--- START ---

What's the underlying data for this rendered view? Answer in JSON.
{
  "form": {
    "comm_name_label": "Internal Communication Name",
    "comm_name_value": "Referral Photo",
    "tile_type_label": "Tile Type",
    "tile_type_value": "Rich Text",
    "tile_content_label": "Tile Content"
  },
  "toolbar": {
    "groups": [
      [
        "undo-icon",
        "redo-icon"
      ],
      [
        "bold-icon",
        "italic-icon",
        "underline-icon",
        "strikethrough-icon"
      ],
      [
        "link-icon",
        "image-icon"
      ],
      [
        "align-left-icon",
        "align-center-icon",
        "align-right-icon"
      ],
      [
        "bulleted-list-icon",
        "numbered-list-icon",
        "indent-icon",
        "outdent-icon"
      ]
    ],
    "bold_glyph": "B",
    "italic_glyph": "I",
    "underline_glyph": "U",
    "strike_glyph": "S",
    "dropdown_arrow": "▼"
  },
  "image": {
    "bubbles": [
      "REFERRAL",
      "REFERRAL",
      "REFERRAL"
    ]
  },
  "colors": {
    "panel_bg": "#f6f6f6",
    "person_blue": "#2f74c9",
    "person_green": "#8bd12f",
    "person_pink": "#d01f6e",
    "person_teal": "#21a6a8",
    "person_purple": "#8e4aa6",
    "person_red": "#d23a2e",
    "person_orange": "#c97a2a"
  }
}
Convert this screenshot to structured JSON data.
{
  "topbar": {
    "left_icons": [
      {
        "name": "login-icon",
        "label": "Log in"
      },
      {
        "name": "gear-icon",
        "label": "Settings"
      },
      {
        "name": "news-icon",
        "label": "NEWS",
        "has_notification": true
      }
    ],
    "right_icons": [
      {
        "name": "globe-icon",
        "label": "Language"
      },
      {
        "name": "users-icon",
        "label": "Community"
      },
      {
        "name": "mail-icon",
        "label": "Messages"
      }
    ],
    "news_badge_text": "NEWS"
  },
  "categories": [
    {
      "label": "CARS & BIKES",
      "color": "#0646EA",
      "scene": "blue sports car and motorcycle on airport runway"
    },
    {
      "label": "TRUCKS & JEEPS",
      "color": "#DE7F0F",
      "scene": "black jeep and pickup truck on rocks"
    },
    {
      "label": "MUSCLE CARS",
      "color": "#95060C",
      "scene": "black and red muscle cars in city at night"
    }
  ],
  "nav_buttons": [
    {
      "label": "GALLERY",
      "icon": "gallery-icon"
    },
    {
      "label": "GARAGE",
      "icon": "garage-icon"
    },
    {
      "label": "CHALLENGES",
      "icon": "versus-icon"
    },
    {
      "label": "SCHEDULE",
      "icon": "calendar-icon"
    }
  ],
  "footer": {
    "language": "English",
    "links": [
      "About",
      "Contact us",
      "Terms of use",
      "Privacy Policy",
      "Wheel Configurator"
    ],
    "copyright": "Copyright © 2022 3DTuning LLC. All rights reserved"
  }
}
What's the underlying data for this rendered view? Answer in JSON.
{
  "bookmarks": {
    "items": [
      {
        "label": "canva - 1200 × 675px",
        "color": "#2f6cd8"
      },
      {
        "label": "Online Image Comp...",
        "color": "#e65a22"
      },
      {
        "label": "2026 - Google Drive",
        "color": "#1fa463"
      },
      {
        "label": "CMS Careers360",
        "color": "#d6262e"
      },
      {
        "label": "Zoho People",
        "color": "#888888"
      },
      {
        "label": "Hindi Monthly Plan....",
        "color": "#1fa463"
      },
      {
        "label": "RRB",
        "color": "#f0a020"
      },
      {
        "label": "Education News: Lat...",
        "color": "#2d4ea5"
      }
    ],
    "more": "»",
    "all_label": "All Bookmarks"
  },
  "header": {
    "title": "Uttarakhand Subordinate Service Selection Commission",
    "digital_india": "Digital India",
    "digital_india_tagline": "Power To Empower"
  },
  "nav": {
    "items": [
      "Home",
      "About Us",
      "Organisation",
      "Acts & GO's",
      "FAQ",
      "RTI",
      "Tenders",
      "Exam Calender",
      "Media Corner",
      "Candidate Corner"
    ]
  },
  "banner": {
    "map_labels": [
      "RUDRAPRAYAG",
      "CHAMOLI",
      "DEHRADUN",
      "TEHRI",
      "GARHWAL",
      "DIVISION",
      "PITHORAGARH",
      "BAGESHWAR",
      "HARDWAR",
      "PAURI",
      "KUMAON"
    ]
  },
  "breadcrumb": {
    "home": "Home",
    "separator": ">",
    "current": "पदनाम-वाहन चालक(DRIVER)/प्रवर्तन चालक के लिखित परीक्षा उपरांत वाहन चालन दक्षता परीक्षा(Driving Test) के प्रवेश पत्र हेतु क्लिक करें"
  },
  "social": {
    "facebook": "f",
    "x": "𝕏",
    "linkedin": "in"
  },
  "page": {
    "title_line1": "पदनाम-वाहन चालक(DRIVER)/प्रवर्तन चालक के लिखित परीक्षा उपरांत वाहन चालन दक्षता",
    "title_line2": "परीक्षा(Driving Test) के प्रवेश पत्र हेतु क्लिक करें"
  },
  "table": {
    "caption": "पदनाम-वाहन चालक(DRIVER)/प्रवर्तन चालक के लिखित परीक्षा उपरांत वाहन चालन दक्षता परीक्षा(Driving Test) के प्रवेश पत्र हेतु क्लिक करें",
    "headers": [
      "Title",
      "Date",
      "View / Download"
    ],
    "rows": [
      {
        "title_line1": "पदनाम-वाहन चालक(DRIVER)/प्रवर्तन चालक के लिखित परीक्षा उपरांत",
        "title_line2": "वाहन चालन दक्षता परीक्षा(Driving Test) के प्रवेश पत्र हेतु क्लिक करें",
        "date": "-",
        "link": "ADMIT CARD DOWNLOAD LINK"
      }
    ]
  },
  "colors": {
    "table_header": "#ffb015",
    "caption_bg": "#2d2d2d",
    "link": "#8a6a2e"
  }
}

--- END ---

* _Task_
Write every line of the material above again, exactly.

* _Solution_
What's the underlying data for this rendered view? Answer in JSON.
{
  "form": {
    "comm_name_label": "Internal Communication Name",
    "comm_name_value": "Referral Photo",
    "tile_type_label": "Tile Type",
    "tile_type_value": "Rich Text",
    "tile_content_label": "Tile Content"
  },
  "toolbar": {
    "groups": [
      [
        "undo-icon",
        "redo-icon"
      ],
      [
        "bold-icon",
        "italic-icon",
        "underline-icon",
        "strikethrough-icon"
      ],
      [
        "link-icon",
        "image-icon"
      ],
      [
        "align-left-icon",
        "align-center-icon",
        "align-right-icon"
      ],
      [
        "bulleted-list-icon",
        "numbered-list-icon",
        "indent-icon",
        "outdent-icon"
      ]
    ],
    "bold_glyph": "B",
    "italic_glyph": "I",
    "underline_glyph": "U",
    "strike_glyph": "S",
    "dropdown_arrow": "▼"
  },
  "image": {
    "bubbles": [
      "REFERRAL",
      "REFERRAL",
      "REFERRAL"
    ]
  },
  "colors": {
    "panel_bg": "#f6f6f6",
    "person_blue": "#2f74c9",
    "person_green": "#8bd12f",
    "person_pink": "#d01f6e",
    "person_teal": "#21a6a8",
    "person_purple": "#8e4aa6",
    "person_red": "#d23a2e",
    "person_orange": "#c97a2a"
  }
}
Convert this screenshot to structured JSON data.
{
  "topbar": {
    "left_icons": [
      {
        "name": "login-icon",
        "label": "Log in"
      },
      {
        "name": "gear-icon",
        "label": "Settings"
      },
      {
        "name": "news-icon",
        "label": "NEWS",
        "has_notification": true
      }
    ],
    "right_icons": [
      {
        "name": "globe-icon",
        "label": "Language"
      },
      {
        "name": "users-icon",
        "label": "Community"
      },
      {
        "name": "mail-icon",
        "label": "Messages"
      }
    ],
    "news_badge_text": "NEWS"
  },
  "categories": [
    {
      "label": "CARS & BIKES",
      "color": "#0646EA",
      "scene": "blue sports car and motorcycle on airport runway"
    },
    {
      "label": "TRUCKS & JEEPS",
      "color": "#DE7F0F",
      "scene": "black jeep and pickup truck on rocks"
    },
    {
      "label": "MUSCLE CARS",
      "color": "#95060C",
      "scene": "black and red muscle cars in city at night"
    }
  ],
  "nav_buttons": [
    {
      "label": "GALLERY",
      "icon": "gallery-icon"
    },
    {
      "label": "GARAGE",
      "icon": "garage-icon"
    },
    {
      "label": "CHALLENGES",
      "icon": "versus-icon"
    },
    {
      "label": "SCHEDULE",
      "icon": "calendar-icon"
    }
  ],
  "footer": {
    "language": "English",
    "links": [
      "About",
      "Contact us",
      "Terms of use",
      "Privacy Policy",
      "Wheel Configurator"
    ],
    "copyright": "Copyright © 2022 3DTuning LLC. All rights reserved"
  }
}
What's the underlying data for this rendered view? Answer in JSON.
{
  "bookmarks": {
    "items": [
      {
        "label": "canva - 1200 × 675px",
        "color": "#2f6cd8"
      },
      {
        "label": "Online Image Comp...",
        "color": "#e65a22"
      },
      {
        "label": "2026 - Google Drive",
        "color": "#1fa463"
      },
      {
        "label": "CMS Careers360",
        "color": "#d6262e"
      },
      {
        "label": "Zoho People",
        "color": "#888888"
      },
      {
        "label": "Hindi Monthly Plan....",
        "color": "#1fa463"
      },
      {
        "label": "RRB",
        "color": "#f0a020"
      },
      {
        "label": "Education News: Lat...",
        "color": "#2d4ea5"
      }
    ],
    "more": "»",
    "all_label": "All Bookmarks"
  },
  "header": {
    "title": "Uttarakhand Subordinate Service Selection Commission",
    "digital_india": "Digital India",
    "digital_india_tagline": "Power To Empower"
  },
  "nav": {
    "items": [
      "Home",
      "About Us",
      "Organisation",
      "Acts & GO's",
      "FAQ",
      "RTI",
      "Tenders",
      "Exam Calender",
      "Media Corner",
      "Candidate Corner"
    ]
  },
  "banner": {
    "map_labels": [
      "RUDRAPRAYAG",
      "CHAMOLI",
      "DEHRADUN",
      "TEHRI",
      "GARHWAL",
      "DIVISION",
      "PITHORAGARH",
      "BAGESHWAR",
      "HARDWAR",
      "PAURI",
      "KUMAON"
    ]
  },
  "breadcrumb": {
    "home": "Home",
    "separator": ">",
    "current": "पदनाम-वाहन चालक(DRIVER)/प्रवर्तन चालक के लिखित परीक्षा उपरांत वाहन चालन दक्षता परीक्षा(Driving Test) के प्रवेश पत्र हेतु क्लिक करें"
  },
  "social": {
    "facebook": "f",
    "x": "𝕏",
    "linkedin": "in"
  },
  "page": {
    "title_line1": "पदनाम-वाहन चालक(DRIVER)/प्रवर्तन चालक के लिखित परीक्षा उपरांत वाहन चालन दक्षता",
    "title_line2": "परीक्षा(Driving Test) के प्रवेश पत्र हेतु क्लिक करें"
  },
  "table": {
    "caption": "पदनाम-वाहन चालक(DRIVER)/प्रवर्तन चालक के लिखित परीक्षा उपरांत वाहन चालन दक्षता परीक्षा(Driving Test) के प्रवेश पत्र हेतु क्लिक करें",
    "headers": [
      "Title",
      "Date",
      "View / Download"
    ],
    "rows": [
      {
        "title_line1": "पदनाम-वाहन चालक(DRIVER)/प्रवर्तन चालक के लिखित परीक्षा उपरांत",
        "title_line2": "वाहन चालन दक्षता परीक्षा(Driving Test) के प्रवेश पत्र हेतु क्लिक करें",
        "date": "-",
        "link": "ADMIT CARD DOWNLOAD LINK"
      }
    ]
  },
  "colors": {
    "table_header": "#ffb015",
    "caption_bg": "#2d2d2d",
    "link": "#8a6a2e"
  }
}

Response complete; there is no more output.